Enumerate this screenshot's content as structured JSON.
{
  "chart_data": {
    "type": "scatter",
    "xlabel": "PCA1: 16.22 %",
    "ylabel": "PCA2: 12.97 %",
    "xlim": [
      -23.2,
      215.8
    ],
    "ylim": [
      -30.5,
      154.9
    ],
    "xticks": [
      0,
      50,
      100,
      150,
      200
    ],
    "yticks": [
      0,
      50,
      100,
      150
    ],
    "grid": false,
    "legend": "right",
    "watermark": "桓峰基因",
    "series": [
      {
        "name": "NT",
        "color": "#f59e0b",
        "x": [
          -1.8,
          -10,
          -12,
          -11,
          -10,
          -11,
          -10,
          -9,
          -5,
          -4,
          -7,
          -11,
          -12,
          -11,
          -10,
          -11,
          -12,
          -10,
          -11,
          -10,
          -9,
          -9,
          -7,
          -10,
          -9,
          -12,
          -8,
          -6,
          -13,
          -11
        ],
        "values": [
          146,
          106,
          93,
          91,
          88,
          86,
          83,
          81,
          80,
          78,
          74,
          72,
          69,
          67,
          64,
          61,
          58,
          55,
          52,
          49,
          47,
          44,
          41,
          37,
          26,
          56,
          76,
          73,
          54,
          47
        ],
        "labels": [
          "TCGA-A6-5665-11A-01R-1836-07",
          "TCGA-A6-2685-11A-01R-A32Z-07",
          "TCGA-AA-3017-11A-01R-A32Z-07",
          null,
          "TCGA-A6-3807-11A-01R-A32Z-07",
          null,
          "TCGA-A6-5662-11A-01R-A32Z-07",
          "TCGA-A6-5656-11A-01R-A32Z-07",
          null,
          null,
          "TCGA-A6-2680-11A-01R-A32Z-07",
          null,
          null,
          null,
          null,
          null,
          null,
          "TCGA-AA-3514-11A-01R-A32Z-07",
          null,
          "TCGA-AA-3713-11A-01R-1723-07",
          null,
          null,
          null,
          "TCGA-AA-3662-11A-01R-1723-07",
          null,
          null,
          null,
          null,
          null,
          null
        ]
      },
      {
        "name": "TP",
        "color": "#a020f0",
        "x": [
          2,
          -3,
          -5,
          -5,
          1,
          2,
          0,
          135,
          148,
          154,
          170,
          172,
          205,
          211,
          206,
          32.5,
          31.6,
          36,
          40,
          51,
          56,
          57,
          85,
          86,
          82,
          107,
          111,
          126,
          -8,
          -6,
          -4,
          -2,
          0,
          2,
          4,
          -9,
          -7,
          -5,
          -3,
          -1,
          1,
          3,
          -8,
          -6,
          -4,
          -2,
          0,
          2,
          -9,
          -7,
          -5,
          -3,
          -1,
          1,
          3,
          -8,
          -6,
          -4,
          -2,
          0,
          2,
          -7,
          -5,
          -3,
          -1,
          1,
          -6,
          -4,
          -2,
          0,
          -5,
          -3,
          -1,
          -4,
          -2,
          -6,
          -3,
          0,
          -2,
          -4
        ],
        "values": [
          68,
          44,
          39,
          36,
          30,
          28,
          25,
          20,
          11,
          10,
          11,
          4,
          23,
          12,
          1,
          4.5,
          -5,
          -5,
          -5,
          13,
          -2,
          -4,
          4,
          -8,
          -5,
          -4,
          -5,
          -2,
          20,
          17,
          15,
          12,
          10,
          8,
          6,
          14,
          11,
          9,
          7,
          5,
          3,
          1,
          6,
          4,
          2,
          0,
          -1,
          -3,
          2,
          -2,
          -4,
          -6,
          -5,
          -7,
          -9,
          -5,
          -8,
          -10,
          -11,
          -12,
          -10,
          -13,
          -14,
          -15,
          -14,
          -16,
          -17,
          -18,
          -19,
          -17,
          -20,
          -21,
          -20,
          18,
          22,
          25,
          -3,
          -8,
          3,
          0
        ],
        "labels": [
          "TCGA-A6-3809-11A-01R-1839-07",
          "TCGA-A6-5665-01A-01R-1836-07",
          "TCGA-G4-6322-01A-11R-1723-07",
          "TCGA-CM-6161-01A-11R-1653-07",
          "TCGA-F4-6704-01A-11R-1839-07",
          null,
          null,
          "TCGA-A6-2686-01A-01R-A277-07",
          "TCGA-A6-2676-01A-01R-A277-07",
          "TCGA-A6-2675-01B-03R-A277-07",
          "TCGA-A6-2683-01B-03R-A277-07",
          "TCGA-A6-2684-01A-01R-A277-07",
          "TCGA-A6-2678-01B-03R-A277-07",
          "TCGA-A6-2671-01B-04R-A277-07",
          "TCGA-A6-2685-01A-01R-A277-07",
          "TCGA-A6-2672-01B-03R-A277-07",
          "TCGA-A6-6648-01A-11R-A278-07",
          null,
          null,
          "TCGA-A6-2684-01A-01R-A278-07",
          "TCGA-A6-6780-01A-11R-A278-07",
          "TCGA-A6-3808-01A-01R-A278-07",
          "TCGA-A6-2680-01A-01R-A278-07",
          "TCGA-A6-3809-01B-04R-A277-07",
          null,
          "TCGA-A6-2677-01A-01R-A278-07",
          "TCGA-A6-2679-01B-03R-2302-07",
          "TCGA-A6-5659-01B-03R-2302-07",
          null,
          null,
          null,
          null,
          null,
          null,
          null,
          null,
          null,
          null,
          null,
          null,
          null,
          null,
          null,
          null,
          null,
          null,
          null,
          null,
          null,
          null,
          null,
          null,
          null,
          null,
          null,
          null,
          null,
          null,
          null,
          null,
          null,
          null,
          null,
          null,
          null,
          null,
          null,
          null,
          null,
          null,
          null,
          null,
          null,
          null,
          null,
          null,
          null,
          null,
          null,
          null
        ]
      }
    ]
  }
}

·····

→ **WHAT IS ASKED**: Would you restate each of the entries word for word?

→ **TASK RESULT**:
Enumerate this screenshot's content as structured JSON.
{
  "chart_data": {
    "type": "scatter",
    "xlabel": "PCA1: 16.22 %",
    "ylabel": "PCA2: 12.97 %",
    "xlim": [
      -23.2,
      215.8
    ],
    "ylim": [
      -30.5,
      154.9
    ],
    "xticks": [
      0,
      50,
      100,
      150,
      200
    ],
    "yticks": [
      0,
      50,
      100,
      150
    ],
    "grid": false,
    "legend": "right",
    "watermark": "桓峰基因",
    "series": [
      {
        "name": "NT",
        "color": "#f59e0b",
        "x": [
          -1.8,
          -10,
          -12,
          -11,
          -10,
          -11,
          -10,
          -9,
          -5,
          -4,
          -7,
          -11,
          -12,
          -11,
          -10,
          -11,
          -12,
          -10,
          -11,
          -10,
          -9,
          -9,
          -7,
          -10,
          -9,
          -12,
          -8,
          -6,
          -13,
          -11
        ],
        "values": [
          146,
          106,
          93,
          91,
          88,
          86,
          83,
          81,
          80,
          78,
          74,
          72,
          69,
          67,
          64,
          61,
          58,
          55,
          52,
          49,
          47,
          44,
          41,
          37,
          26,
          56,
          76,
          73,
          54,
          47
        ],
        "labels": [
          "TCGA-A6-5665-11A-01R-1836-07",
          "TCGA-A6-2685-11A-01R-A32Z-07",
          "TCGA-AA-3017-11A-01R-A32Z-07",
          null,
          "TCGA-A6-3807-11A-01R-A32Z-07",
          null,
          "TCGA-A6-5662-11A-01R-A32Z-07",
          "TCGA-A6-5656-11A-01R-A32Z-07",
          null,
          null,
          "TCGA-A6-2680-11A-01R-A32Z-07",
          null,
          null,
          null,
          null,
          null,
          null,
          "TCGA-AA-3514-11A-01R-A32Z-07",
          null,
          "TCGA-AA-3713-11A-01R-1723-07",
          null,
          null,
          null,
          "TCGA-AA-3662-11A-01R-1723-07",
          null,
          null,
          null,
          null,
          null,
          null
        ]
      },
      {
        "name": "TP",
        "color": "#a020f0",
        "x": [
          2,
          -3,
          -5,
          -5,
          1,
          2,
          0,
          135,
          148,
          154,
          170,
          172,
          205,
          211,
          206,
          32.5,
          31.6,
          36,
          40,
          51,
          56,
          57,
          85,
          86,
          82,
          107,
          111,
          126,
          -8,
          -6,
          -4,
          -2,
          0,
          2,
          4,
          -9,
          -7,
          -5,
          -3,
          -1,
          1,
          3,
          -8,
          -6,
          -4,
          -2,
          0,
          2,
          -9,
          -7,
          -5,
          -3,
          -1,
          1,
          3,
          -8,
          -6,
          -4,
          -2,
          0,
          2,
          -7,
          -5,
          -3,
          -1,
          1,
          -6,
          -4,
          -2,
          0,
          -5,
          -3,
          -1,
          -4,
          -2,
          -6,
          -3,
          0,
          -2,
          -4
        ],
        "values": [
          68,
          44,
          39,
          36,
          30,
          28,
          25,
          20,
          11,
          10,
          11,
          4,
          23,
          12,
          1,
          4.5,
          -5,
          -5,
          -5,
          13,
          -2,
          -4,
          4,
          -8,
          -5,
          -4,
          -5,
          -2,
          20,
          17,
          15,
          12,
          10,
          8,
          6,
          14,
          11,
          9,
          7,
          5,
          3,
          1,
          6,
          4,
          2,
          0,
          -1,
          -3,
          2,
          -2,
          -4,
          -6,
          -5,
          -7,
          -9,
          -5,
          -8,
          -10,
          -11,
          -12,
          -10,
          -13,
          -14,
          -15,
          -14,
          -16,
          -17,
          -18,
          -19,
          -17,
          -20,
          -21,
          -20,
          18,
          22,
          25,
          -3,
          -8,
          3,
          0
        ],
        "labels": [
          "TCGA-A6-3809-11A-01R-1839-07",
          "TCGA-A6-5665-01A-01R-1836-07",
          "TCGA-G4-6322-01A-11R-1723-07",
          "TCGA-CM-6161-01A-11R-1653-07",
          "TCGA-F4-6704-01A-11R-1839-07",
          null,
          null,
          "TCGA-A6-2686-01A-01R-A277-07",
          "TCGA-A6-2676-01A-01R-A277-07",
          "TCGA-A6-2675-01B-03R-A277-07",
          "TCGA-A6-2683-01B-03R-A277-07",
          "TCGA-A6-2684-01A-01R-A277-07",
          "TCGA-A6-2678-01B-03R-A277-07",
          "TCGA-A6-2671-01B-04R-A277-07",
          "TCGA-A6-2685-01A-01R-A277-07",
          "TCGA-A6-2672-01B-03R-A277-07",
          "TCGA-A6-6648-01A-11R-A278-07",
          null,
          null,
          "TCGA-A6-2684-01A-01R-A278-07",
          "TCGA-A6-6780-01A-11R-A278-07",
          "TCGA-A6-3808-01A-01R-A278-07",
          "TCGA-A6-2680-01A-01R-A278-07",
          "TCGA-A6-3809-01B-04R-A277-07",
          null,
          "TCGA-A6-2677-01A-01R-A278-07",
          "TCGA-A6-2679-01B-03R-2302-07",
          "TCGA-A6-5659-01B-03R-2302-07",
          null,
          null,
          null,
          null,
          null,
          null,
          null,
          null,
          null,
          null,
          null,
          null,
          null,
          null,
          null,
          null,
          null,
          null,
          null,
          null,
          null,
          null,
          null,
          null,
          null,
          null,
          null,
          null,
          null,
          null,
          null,
          null,
          null,
          null,
          null,
          null,
          null,
          null,
          null,
          null,
          null,
          null,
          null,
          null,
          null,
          null,
          null,
          null,
          null,
          null,
          null,
          null
        ]
      }
    ]
  }
}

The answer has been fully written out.